GIVEN TASK: Review the lines that follow and copy each one that contains the word "محمد".
╭─ RECORDS SHOWN
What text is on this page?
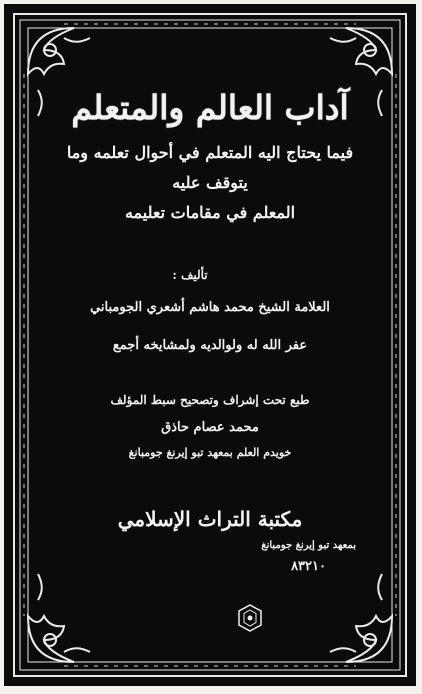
آداب العالم والمتعلم
فيما يحتاج اليه المتعلم في أحوال تعلمه وما يتوقف عليه
المعلم في مقامات تعليمه
تأليف :
العلامة الشيخ محمد هاشم أشعري الجومباني
عفر الله له ولوالديه ولمشايخه أجمع
طبع تحت إشراف وتصحيح سبط المؤلف
محمد عصام حاذق
خويدم العلم بمعهد تبو إيرنغ جومبانغ
مكتبة التراث الإسلامي
بمعهد تبو إيرنغ جومبانغ
٨٣٢١٠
╰─
OUTPUT FOR THIS EXERCISE:
العلامة الشيخ محمد هاشم أشعري الجومباني
محمد عصام حاذق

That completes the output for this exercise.